> _Data provided_
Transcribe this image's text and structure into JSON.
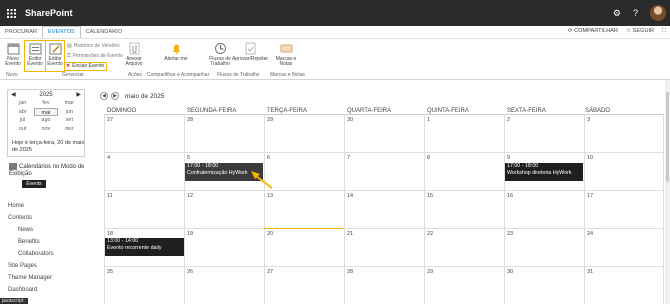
{
  "suite": {
    "app_name": "SharePoint"
  },
  "ribbon_tabs": [
    "PROCURAR",
    "EVENTOS",
    "CALENDÁRIO"
  ],
  "ribbon_right": {
    "share": "COMPARTILHAR",
    "follow": "SEGUIR"
  },
  "ribbon": {
    "new_event": "Novo Evento",
    "view_event": "Exibir Evento",
    "edit_event": "Editar Evento",
    "version_history": "Histórico de Versões",
    "permissions": "Permissões de Evento",
    "delete_event": "Excluir Evento",
    "attach_file": "Anexar Arquivo",
    "alert_me": "Alertar-me",
    "workflow": "Fluxos de Trabalho",
    "approve_reject": "Aprovar/Rejeitar",
    "tags_notes": "Marcas e Notas",
    "groups": {
      "new": "Novo",
      "manage": "Gerenciar",
      "actions": "Ações",
      "share_track": "Compartilhar e Acompanhar",
      "workflows": "Fluxos de Trabalho",
      "tags_notes": "Marcas e Notas"
    }
  },
  "datepicker": {
    "year": "2025",
    "months": [
      "jan",
      "fev",
      "mar",
      "abr",
      "mai",
      "jun",
      "jul",
      "ago",
      "set",
      "out",
      "nov",
      "dez"
    ],
    "selected": "mai",
    "today_text": "Hoje é terça-feira, 20 de maio de 2025"
  },
  "overlay": {
    "label": "Calendários no Modo de Exibição",
    "chip": "Events"
  },
  "leftnav": [
    "Home",
    "Contents",
    "News",
    "Benefits",
    "Collaborators",
    "Site Pages",
    "Theme Manager",
    "Dashboard"
  ],
  "status_tip": "javascript:;",
  "calendar": {
    "title": "maio de 2025",
    "weekdays": [
      "DOMINGO",
      "SEGUNDA-FEIRA",
      "TERÇA-FEIRA",
      "QUARTA-FEIRA",
      "QUINTA-FEIRA",
      "SEXTA-FEIRA",
      "SÁBADO"
    ],
    "weeks": [
      [
        "27",
        "28",
        "29",
        "30",
        "1",
        "2",
        "3"
      ],
      [
        "4",
        "5",
        "6",
        "7",
        "8",
        "9",
        "10"
      ],
      [
        "11",
        "12",
        "13",
        "14",
        "15",
        "16",
        "17"
      ],
      [
        "18",
        "19",
        "20",
        "21",
        "22",
        "23",
        "24"
      ],
      [
        "25",
        "26",
        "27",
        "28",
        "29",
        "30",
        "31"
      ]
    ],
    "events": {
      "e1_time": "17:00 - 18:00",
      "e1_title": "Confraternização HyWork",
      "e2_time": "17:00 - 18:00",
      "e2_title": "Workshop diretoria HyWork",
      "e3_time": "13:00 - 14:00",
      "e3_title": "Evento recorrente daily"
    }
  },
  "colors": {
    "accent": "#0078d4",
    "highlight": "#f4b400",
    "event_bg": "#1f1f1f"
  }
}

> _Work to do_
Print all the records again exactly; do not include any picture.

> _Exercise solution_
Transcribe this image's text and structure into JSON.
{
  "suite": {
    "app_name": "SharePoint"
  },
  "ribbon_tabs": [
    "PROCURAR",
    "EVENTOS",
    "CALENDÁRIO"
  ],
  "ribbon_right": {
    "share": "COMPARTILHAR",
    "follow": "SEGUIR"
  },
  "ribbon": {
    "new_event": "Novo Evento",
    "view_event": "Exibir Evento",
    "edit_event": "Editar Evento",
    "version_history": "Histórico de Versões",
    "permissions": "Permissões de Evento",
    "delete_event": "Excluir Evento",
    "attach_file": "Anexar Arquivo",
    "alert_me": "Alertar-me",
    "workflow": "Fluxos de Trabalho",
    "approve_reject": "Aprovar/Rejeitar",
    "tags_notes": "Marcas e Notas",
    "groups": {
      "new": "Novo",
      "manage": "Gerenciar",
      "actions": "Ações",
      "share_track": "Compartilhar e Acompanhar",
      "workflows": "Fluxos de Trabalho",
      "tags_notes": "Marcas e Notas"
    }
  },
  "datepicker": {
    "year": "2025",
    "months": [
      "jan",
      "fev",
      "mar",
      "abr",
      "mai",
      "jun",
      "jul",
      "ago",
      "set",
      "out",
      "nov",
      "dez"
    ],
    "selected": "mai",
    "today_text": "Hoje é terça-feira, 20 de maio de 2025"
  },
  "overlay": {
    "label": "Calendários no Modo de Exibição",
    "chip": "Events"
  },
  "leftnav": [
    "Home",
    "Contents",
    "News",
    "Benefits",
    "Collaborators",
    "Site Pages",
    "Theme Manager",
    "Dashboard"
  ],
  "status_tip": "javascript:;",
  "calendar": {
    "title": "maio de 2025",
    "weekdays": [
      "DOMINGO",
      "SEGUNDA-FEIRA",
      "TERÇA-FEIRA",
      "QUARTA-FEIRA",
      "QUINTA-FEIRA",
      "SEXTA-FEIRA",
      "SÁBADO"
    ],
    "weeks": [
      [
        "27",
        "28",
        "29",
        "30",
        "1",
        "2",
        "3"
      ],
      [
        "4",
        "5",
        "6",
        "7",
        "8",
        "9",
        "10"
      ],
      [
        "11",
        "12",
        "13",
        "14",
        "15",
        "16",
        "17"
      ],
      [
        "18",
        "19",
        "20",
        "21",
        "22",
        "23",
        "24"
      ],
      [
        "25",
        "26",
        "27",
        "28",
        "29",
        "30",
        "31"
      ]
    ],
    "events": {
      "e1_time": "17:00 - 18:00",
      "e1_title": "Confraternização HyWork",
      "e2_time": "17:00 - 18:00",
      "e2_title": "Workshop diretoria HyWork",
      "e3_time": "13:00 - 14:00",
      "e3_title": "Evento recorrente daily"
    }
  },
  "colors": {
    "accent": "#0078d4",
    "highlight": "#f4b400",
    "event_bg": "#1f1f1f"
  }
}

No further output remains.